**Objective:**
Leaving out all images, write out the records that follow exactly.

**Supplied information:**
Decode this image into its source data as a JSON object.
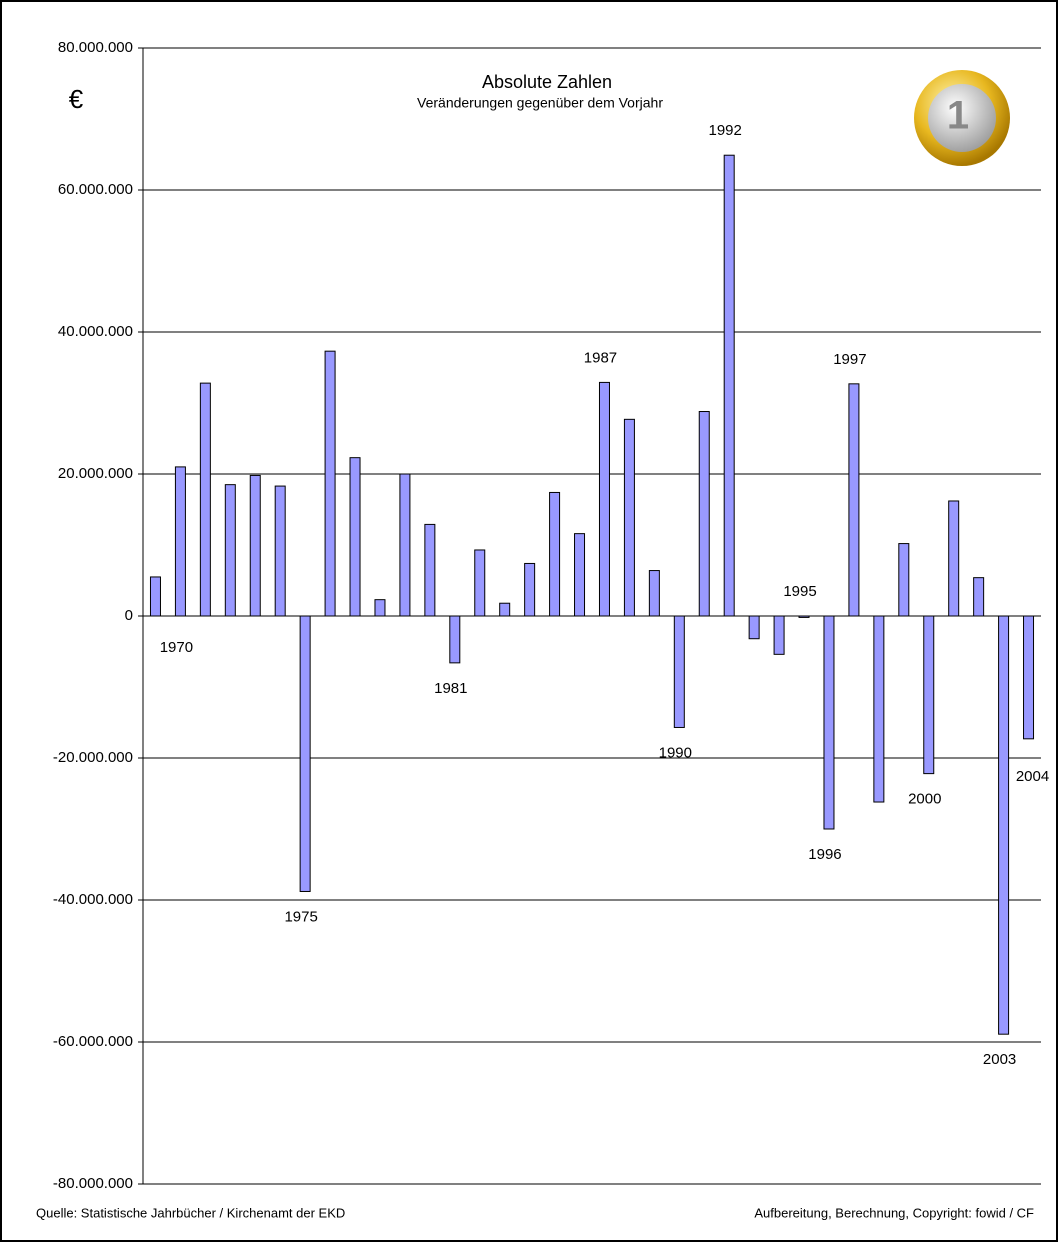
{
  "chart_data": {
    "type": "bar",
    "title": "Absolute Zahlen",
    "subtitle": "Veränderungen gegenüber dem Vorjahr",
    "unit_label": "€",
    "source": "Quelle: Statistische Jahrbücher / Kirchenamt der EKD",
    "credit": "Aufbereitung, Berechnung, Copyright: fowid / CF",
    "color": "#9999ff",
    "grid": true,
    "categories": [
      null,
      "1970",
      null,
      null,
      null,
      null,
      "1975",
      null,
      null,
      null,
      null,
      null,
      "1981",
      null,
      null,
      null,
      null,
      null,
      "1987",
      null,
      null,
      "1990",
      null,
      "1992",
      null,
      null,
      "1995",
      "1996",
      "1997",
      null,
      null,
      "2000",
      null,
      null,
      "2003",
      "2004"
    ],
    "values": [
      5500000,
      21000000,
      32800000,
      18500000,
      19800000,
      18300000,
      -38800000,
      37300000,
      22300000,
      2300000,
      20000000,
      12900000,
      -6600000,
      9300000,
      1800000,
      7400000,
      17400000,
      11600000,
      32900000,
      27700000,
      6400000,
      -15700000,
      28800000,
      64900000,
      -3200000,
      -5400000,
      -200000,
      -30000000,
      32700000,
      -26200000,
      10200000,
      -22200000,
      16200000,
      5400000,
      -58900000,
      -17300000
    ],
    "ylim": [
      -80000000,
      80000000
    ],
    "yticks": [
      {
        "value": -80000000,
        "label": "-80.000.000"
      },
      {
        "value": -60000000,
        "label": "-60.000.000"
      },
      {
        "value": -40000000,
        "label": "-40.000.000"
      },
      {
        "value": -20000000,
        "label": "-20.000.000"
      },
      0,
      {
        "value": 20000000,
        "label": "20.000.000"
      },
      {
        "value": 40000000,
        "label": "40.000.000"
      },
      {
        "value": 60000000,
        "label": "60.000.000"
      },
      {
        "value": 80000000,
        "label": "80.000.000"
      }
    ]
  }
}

**Worked answer:**
Decode this image into its source data as a JSON object.
{
  "chart_data": {
    "type": "bar",
    "title": "Absolute Zahlen",
    "subtitle": "Veränderungen gegenüber dem Vorjahr",
    "unit_label": "€",
    "source": "Quelle: Statistische Jahrbücher / Kirchenamt der EKD",
    "credit": "Aufbereitung, Berechnung, Copyright: fowid / CF",
    "color": "#9999ff",
    "grid": true,
    "categories": [
      null,
      "1970",
      null,
      null,
      null,
      null,
      "1975",
      null,
      null,
      null,
      null,
      null,
      "1981",
      null,
      null,
      null,
      null,
      null,
      "1987",
      null,
      null,
      "1990",
      null,
      "1992",
      null,
      null,
      "1995",
      "1996",
      "1997",
      null,
      null,
      "2000",
      null,
      null,
      "2003",
      "2004"
    ],
    "values": [
      5500000,
      21000000,
      32800000,
      18500000,
      19800000,
      18300000,
      -38800000,
      37300000,
      22300000,
      2300000,
      20000000,
      12900000,
      -6600000,
      9300000,
      1800000,
      7400000,
      17400000,
      11600000,
      32900000,
      27700000,
      6400000,
      -15700000,
      28800000,
      64900000,
      -3200000,
      -5400000,
      -200000,
      -30000000,
      32700000,
      -26200000,
      10200000,
      -22200000,
      16200000,
      5400000,
      -58900000,
      -17300000
    ],
    "ylim": [
      -80000000,
      80000000
    ],
    "yticks": [
      {
        "value": -80000000,
        "label": "-80.000.000"
      },
      {
        "value": -60000000,
        "label": "-60.000.000"
      },
      {
        "value": -40000000,
        "label": "-40.000.000"
      },
      {
        "value": -20000000,
        "label": "-20.000.000"
      },
      0,
      {
        "value": 20000000,
        "label": "20.000.000"
      },
      {
        "value": 40000000,
        "label": "40.000.000"
      },
      {
        "value": 60000000,
        "label": "60.000.000"
      },
      {
        "value": 80000000,
        "label": "80.000.000"
      }
    ]
  }
}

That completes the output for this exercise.